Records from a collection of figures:
╭──

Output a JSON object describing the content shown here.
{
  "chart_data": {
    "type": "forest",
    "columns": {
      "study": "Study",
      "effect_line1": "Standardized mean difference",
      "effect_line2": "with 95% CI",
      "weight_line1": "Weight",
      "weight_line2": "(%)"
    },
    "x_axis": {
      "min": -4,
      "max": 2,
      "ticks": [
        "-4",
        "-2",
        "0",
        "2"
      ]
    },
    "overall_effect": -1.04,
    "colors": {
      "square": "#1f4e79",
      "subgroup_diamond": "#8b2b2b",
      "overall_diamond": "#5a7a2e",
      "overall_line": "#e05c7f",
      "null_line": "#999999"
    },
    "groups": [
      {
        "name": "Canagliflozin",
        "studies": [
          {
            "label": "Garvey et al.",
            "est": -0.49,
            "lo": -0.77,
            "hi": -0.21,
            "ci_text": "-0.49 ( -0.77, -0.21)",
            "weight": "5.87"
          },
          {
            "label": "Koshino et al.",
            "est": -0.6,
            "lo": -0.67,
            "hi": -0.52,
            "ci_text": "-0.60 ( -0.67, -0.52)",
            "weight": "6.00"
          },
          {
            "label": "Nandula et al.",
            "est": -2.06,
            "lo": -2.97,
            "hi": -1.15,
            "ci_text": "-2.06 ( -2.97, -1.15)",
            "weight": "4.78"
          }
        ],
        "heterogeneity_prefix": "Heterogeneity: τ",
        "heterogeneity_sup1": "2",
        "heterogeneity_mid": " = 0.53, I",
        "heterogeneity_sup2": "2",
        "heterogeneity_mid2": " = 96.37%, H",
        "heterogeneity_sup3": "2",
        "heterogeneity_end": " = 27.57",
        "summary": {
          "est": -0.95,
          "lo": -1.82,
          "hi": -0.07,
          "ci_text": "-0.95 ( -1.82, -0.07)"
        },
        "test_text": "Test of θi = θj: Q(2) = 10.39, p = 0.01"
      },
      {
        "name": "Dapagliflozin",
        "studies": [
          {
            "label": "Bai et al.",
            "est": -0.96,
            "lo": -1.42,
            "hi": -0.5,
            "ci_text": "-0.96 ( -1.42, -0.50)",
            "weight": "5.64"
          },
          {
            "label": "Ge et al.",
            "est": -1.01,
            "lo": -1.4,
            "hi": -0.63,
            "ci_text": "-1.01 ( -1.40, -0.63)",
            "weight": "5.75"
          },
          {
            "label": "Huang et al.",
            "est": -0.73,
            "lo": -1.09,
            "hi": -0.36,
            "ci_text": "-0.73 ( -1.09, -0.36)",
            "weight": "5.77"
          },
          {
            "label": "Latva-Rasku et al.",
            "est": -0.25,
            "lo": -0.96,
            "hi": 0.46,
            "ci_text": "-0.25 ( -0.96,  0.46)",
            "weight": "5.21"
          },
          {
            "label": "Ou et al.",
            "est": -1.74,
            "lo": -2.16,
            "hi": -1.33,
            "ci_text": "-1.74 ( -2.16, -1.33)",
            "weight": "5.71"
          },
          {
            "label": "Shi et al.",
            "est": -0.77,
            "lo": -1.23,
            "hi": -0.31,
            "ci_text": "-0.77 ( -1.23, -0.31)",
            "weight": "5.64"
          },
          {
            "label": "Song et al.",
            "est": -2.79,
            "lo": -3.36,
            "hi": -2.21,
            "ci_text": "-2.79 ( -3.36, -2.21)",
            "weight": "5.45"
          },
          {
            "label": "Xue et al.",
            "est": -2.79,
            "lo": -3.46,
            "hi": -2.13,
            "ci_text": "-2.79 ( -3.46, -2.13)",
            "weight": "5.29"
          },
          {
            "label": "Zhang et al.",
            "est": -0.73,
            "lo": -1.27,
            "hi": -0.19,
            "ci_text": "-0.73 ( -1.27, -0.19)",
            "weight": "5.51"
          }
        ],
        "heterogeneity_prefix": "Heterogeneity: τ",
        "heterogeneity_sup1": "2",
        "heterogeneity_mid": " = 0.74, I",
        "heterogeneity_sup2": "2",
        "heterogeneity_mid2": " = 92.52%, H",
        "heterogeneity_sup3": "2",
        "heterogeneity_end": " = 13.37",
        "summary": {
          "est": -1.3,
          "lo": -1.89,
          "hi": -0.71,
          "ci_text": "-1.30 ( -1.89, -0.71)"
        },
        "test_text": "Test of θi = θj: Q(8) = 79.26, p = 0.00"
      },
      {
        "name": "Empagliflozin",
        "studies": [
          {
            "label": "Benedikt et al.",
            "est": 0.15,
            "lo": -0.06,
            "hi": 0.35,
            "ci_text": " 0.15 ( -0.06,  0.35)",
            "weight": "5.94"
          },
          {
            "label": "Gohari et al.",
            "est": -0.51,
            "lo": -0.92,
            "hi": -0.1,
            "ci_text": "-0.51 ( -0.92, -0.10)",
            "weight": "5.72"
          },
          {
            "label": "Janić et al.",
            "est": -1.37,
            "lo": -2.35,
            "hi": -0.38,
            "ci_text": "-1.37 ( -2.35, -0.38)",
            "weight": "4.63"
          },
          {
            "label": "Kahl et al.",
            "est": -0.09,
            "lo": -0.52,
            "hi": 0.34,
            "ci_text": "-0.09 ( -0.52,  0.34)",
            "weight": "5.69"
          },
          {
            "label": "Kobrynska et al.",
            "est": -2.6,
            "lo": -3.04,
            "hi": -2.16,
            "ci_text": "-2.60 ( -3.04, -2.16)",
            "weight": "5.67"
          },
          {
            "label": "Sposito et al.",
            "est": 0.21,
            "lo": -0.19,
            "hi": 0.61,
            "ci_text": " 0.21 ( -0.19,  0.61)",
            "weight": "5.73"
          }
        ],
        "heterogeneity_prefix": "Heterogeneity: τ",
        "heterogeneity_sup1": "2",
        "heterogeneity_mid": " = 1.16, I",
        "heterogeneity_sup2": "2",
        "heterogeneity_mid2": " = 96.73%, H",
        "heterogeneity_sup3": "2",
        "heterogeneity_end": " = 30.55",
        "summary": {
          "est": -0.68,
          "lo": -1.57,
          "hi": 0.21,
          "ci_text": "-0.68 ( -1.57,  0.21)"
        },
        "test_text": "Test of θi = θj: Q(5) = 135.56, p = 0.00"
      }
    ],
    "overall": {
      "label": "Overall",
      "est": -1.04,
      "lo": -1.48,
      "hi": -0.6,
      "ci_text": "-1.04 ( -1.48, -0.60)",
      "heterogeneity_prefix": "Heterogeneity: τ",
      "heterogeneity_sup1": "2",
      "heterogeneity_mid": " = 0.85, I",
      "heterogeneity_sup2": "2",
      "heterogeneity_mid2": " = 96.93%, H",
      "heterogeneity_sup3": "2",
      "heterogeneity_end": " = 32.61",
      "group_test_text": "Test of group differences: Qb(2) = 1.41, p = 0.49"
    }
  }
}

╰──

Copy all lines in the listing above where the string "Test" appears.

TASK OUTPUT:
        "test_text": "Test of θi = θj: Q(2) = 10.39, p = 0.01"
        "test_text": "Test of θi = θj: Q(8) = 79.26, p = 0.00"
        "test_text": "Test of θi = θj: Q(5) = 135.56, p = 0.00"
      "group_test_text": "Test of group differences: Qb(2) = 1.41, p = 0.49"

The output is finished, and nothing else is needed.